DATA LISTING —
◇ ◇ ◇ ◇ ◇ ◇ ◇
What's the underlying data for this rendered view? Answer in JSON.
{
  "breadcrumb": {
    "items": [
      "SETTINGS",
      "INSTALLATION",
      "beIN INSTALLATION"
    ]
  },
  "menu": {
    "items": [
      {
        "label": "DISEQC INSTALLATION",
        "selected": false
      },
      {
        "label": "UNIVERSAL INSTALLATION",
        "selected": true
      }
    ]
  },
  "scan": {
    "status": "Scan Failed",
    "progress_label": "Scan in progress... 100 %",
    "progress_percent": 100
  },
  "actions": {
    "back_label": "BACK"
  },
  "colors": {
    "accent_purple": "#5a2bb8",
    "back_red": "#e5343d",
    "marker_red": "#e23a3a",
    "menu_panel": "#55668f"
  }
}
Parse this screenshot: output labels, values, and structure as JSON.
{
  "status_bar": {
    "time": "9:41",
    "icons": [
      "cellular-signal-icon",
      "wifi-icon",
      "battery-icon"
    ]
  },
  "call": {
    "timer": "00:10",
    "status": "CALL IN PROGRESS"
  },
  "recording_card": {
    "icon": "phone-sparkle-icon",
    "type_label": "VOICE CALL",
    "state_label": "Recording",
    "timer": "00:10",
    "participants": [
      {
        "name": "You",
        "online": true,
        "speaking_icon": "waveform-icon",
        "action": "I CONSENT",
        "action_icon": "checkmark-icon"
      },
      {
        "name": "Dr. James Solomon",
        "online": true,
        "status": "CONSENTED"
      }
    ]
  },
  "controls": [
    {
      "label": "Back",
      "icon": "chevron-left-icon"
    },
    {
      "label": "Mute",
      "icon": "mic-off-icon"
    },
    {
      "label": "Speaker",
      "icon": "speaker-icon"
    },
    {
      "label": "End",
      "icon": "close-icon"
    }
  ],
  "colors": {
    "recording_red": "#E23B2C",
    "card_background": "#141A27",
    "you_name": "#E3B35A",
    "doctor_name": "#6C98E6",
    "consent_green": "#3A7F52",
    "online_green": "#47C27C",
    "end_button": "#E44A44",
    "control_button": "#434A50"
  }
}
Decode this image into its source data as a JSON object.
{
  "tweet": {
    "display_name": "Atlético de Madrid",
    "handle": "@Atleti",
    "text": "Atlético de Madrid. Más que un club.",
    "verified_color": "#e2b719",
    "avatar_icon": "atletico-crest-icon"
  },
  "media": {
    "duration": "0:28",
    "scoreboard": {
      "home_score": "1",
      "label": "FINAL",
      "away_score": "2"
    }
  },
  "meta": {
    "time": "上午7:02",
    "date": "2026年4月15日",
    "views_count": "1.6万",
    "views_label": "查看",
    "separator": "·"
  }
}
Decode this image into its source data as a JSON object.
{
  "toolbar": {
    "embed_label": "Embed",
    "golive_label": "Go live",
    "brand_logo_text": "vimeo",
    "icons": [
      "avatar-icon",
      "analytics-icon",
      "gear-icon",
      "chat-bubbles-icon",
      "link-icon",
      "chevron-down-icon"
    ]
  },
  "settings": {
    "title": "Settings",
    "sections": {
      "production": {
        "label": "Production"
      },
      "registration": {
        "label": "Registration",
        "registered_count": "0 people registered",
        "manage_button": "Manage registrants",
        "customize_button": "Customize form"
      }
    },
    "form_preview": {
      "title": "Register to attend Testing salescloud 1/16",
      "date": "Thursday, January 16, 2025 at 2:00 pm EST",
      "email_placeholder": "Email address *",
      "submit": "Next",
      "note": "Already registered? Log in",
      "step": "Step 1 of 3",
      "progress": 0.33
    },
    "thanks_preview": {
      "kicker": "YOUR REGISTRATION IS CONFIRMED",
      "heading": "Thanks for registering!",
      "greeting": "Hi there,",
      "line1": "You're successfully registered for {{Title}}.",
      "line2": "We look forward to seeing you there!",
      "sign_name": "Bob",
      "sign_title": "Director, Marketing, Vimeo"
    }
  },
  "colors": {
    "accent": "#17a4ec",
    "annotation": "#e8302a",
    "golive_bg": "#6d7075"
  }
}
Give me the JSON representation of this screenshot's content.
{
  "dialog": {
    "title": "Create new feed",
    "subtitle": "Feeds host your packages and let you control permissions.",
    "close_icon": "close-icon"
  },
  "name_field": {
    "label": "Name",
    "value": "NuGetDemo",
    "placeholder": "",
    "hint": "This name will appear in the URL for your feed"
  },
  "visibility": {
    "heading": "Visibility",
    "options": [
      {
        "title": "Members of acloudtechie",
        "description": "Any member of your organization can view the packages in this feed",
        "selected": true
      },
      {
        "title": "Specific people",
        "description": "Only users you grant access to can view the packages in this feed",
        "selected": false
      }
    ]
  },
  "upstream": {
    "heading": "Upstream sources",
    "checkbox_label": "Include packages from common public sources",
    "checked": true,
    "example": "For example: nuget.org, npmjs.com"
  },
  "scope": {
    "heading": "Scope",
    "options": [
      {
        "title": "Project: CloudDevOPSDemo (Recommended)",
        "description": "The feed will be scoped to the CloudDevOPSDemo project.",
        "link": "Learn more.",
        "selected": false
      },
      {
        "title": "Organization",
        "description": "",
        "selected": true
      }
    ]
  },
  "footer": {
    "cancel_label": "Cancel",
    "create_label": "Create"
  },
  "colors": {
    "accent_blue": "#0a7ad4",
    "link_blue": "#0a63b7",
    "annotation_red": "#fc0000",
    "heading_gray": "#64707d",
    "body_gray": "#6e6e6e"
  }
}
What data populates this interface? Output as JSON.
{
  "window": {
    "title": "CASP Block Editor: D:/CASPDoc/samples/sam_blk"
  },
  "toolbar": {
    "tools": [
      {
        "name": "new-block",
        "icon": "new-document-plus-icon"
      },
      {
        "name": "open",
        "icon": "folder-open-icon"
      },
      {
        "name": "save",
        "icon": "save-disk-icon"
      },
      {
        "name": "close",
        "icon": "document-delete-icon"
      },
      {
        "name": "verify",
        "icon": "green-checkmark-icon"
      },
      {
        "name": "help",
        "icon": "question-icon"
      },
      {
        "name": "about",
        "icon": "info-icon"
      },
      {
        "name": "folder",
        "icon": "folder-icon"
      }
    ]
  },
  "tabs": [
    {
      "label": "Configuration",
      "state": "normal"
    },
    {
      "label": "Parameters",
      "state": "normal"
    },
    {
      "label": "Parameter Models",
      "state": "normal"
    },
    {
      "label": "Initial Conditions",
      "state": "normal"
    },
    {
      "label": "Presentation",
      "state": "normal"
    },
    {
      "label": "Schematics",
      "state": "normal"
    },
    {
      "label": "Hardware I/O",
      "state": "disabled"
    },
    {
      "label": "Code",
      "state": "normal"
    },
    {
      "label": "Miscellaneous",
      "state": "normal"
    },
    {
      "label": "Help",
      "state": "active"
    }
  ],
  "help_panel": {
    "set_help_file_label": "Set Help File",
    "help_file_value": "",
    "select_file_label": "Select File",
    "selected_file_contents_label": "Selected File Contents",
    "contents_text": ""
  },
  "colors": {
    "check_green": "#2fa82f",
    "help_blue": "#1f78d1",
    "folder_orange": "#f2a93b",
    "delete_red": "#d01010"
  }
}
◇ ◇ ◇ ◇ ◇ ◇ ◇
AIM OF THE TASK — Write out every line of the material again, exactly as it reads.

TASK OUTPUT —
What's the underlying data for this rendered view? Answer in JSON.
{
  "breadcrumb": {
    "items": [
      "SETTINGS",
      "INSTALLATION",
      "beIN INSTALLATION"
    ]
  },
  "menu": {
    "items": [
      {
        "label": "DISEQC INSTALLATION",
        "selected": false
      },
      {
        "label": "UNIVERSAL INSTALLATION",
        "selected": true
      }
    ]
  },
  "scan": {
    "status": "Scan Failed",
    "progress_label": "Scan in progress... 100 %",
    "progress_percent": 100
  },
  "actions": {
    "back_label": "BACK"
  },
  "colors": {
    "accent_purple": "#5a2bb8",
    "back_red": "#e5343d",
    "marker_red": "#e23a3a",
    "menu_panel": "#55668f"
  }
}
Parse this screenshot: output labels, values, and structure as JSON.
{
  "status_bar": {
    "time": "9:41",
    "icons": [
      "cellular-signal-icon",
      "wifi-icon",
      "battery-icon"
    ]
  },
  "call": {
    "timer": "00:10",
    "status": "CALL IN PROGRESS"
  },
  "recording_card": {
    "icon": "phone-sparkle-icon",
    "type_label": "VOICE CALL",
    "state_label": "Recording",
    "timer": "00:10",
    "participants": [
      {
        "name": "You",
        "online": true,
        "speaking_icon": "waveform-icon",
        "action": "I CONSENT",
        "action_icon": "checkmark-icon"
      },
      {
        "name": "Dr. James Solomon",
        "online": true,
        "status": "CONSENTED"
      }
    ]
  },
  "controls": [
    {
      "label": "Back",
      "icon": "chevron-left-icon"
    },
    {
      "label": "Mute",
      "icon": "mic-off-icon"
    },
    {
      "label": "Speaker",
      "icon": "speaker-icon"
    },
    {
      "label": "End",
      "icon": "close-icon"
    }
  ],
  "colors": {
    "recording_red": "#E23B2C",
    "card_background": "#141A27",
    "you_name": "#E3B35A",
    "doctor_name": "#6C98E6",
    "consent_green": "#3A7F52",
    "online_green": "#47C27C",
    "end_button": "#E44A44",
    "control_button": "#434A50"
  }
}
Decode this image into its source data as a JSON object.
{
  "tweet": {
    "display_name": "Atlético de Madrid",
    "handle": "@Atleti",
    "text": "Atlético de Madrid. Más que un club.",
    "verified_color": "#e2b719",
    "avatar_icon": "atletico-crest-icon"
  },
  "media": {
    "duration": "0:28",
    "scoreboard": {
      "home_score": "1",
      "label": "FINAL",
      "away_score": "2"
    }
  },
  "meta": {
    "time": "上午7:02",
    "date": "2026年4月15日",
    "views_count": "1.6万",
    "views_label": "查看",
    "separator": "·"
  }
}
Decode this image into its source data as a JSON object.
{
  "toolbar": {
    "embed_label": "Embed",
    "golive_label": "Go live",
    "brand_logo_text": "vimeo",
    "icons": [
      "avatar-icon",
      "analytics-icon",
      "gear-icon",
      "chat-bubbles-icon",
      "link-icon",
      "chevron-down-icon"
    ]
  },
  "settings": {
    "title": "Settings",
    "sections": {
      "production": {
        "label": "Production"
      },
      "registration": {
        "label": "Registration",
        "registered_count": "0 people registered",
        "manage_button": "Manage registrants",
        "customize_button": "Customize form"
      }
    },
    "form_preview": {
      "title": "Register to attend Testing salescloud 1/16",
      "date": "Thursday, January 16, 2025 at 2:00 pm EST",
      "email_placeholder": "Email address *",
      "submit": "Next",
      "note": "Already registered? Log in",
      "step": "Step 1 of 3",
      "progress": 0.33
    },
    "thanks_preview": {
      "kicker": "YOUR REGISTRATION IS CONFIRMED",
      "heading": "Thanks for registering!",
      "greeting": "Hi there,",
      "line1": "You're successfully registered for {{Title}}.",
      "line2": "We look forward to seeing you there!",
      "sign_name": "Bob",
      "sign_title": "Director, Marketing, Vimeo"
    }
  },
  "colors": {
    "accent": "#17a4ec",
    "annotation": "#e8302a",
    "golive_bg": "#6d7075"
  }
}
Give me the JSON representation of this screenshot's content.
{
  "dialog": {
    "title": "Create new feed",
    "subtitle": "Feeds host your packages and let you control permissions.",
    "close_icon": "close-icon"
  },
  "name_field": {
    "label": "Name",
    "value": "NuGetDemo",
    "placeholder": "",
    "hint": "This name will appear in the URL for your feed"
  },
  "visibility": {
    "heading": "Visibility",
    "options": [
      {
        "title": "Members of acloudtechie",
        "description": "Any member of your organization can view the packages in this feed",
        "selected": true
      },
      {
        "title": "Specific people",
        "description": "Only users you grant access to can view the packages in this feed",
        "selected": false
      }
    ]
  },
  "upstream": {
    "heading": "Upstream sources",
    "checkbox_label": "Include packages from common public sources",
    "checked": true,
    "example": "For example: nuget.org, npmjs.com"
  },
  "scope": {
    "heading": "Scope",
    "options": [
      {
        "title": "Project: CloudDevOPSDemo (Recommended)",
        "description": "The feed will be scoped to the CloudDevOPSDemo project.",
        "link": "Learn more.",
        "selected": false
      },
      {
        "title": "Organization",
        "description": "",
        "selected": true
      }
    ]
  },
  "footer": {
    "cancel_label": "Cancel",
    "create_label": "Create"
  },
  "colors": {
    "accent_blue": "#0a7ad4",
    "link_blue": "#0a63b7",
    "annotation_red": "#fc0000",
    "heading_gray": "#64707d",
    "body_gray": "#6e6e6e"
  }
}
What data populates this interface? Output as JSON.
{
  "window": {
    "title": "CASP Block Editor: D:/CASPDoc/samples/sam_blk"
  },
  "toolbar": {
    "tools": [
      {
        "name": "new-block",
        "icon": "new-document-plus-icon"
      },
      {
        "name": "open",
        "icon": "folder-open-icon"
      },
      {
        "name": "save",
        "icon": "save-disk-icon"
      },
      {
        "name": "close",
        "icon": "document-delete-icon"
      },
      {
        "name": "verify",
        "icon": "green-checkmark-icon"
      },
      {
        "name": "help",
        "icon": "question-icon"
      },
      {
        "name": "about",
        "icon": "info-icon"
      },
      {
        "name": "folder",
        "icon": "folder-icon"
      }
    ]
  },
  "tabs": [
    {
      "label": "Configuration",
      "state": "normal"
    },
    {
      "label": "Parameters",
      "state": "normal"
    },
    {
      "label": "Parameter Models",
      "state": "normal"
    },
    {
      "label": "Initial Conditions",
      "state": "normal"
    },
    {
      "label": "Presentation",
      "state": "normal"
    },
    {
      "label": "Schematics",
      "state": "normal"
    },
    {
      "label": "Hardware I/O",
      "state": "disabled"
    },
    {
      "label": "Code",
      "state": "normal"
    },
    {
      "label": "Miscellaneous",
      "state": "normal"
    },
    {
      "label": "Help",
      "state": "active"
    }
  ],
  "help_panel": {
    "set_help_file_label": "Set Help File",
    "help_file_value": "",
    "select_file_label": "Select File",
    "selected_file_contents_label": "Selected File Contents",
    "contents_text": ""
  },
  "colors": {
    "check_green": "#2fa82f",
    "help_blue": "#1f78d1",
    "folder_orange": "#f2a93b",
    "delete_red": "#d01010"
  }
}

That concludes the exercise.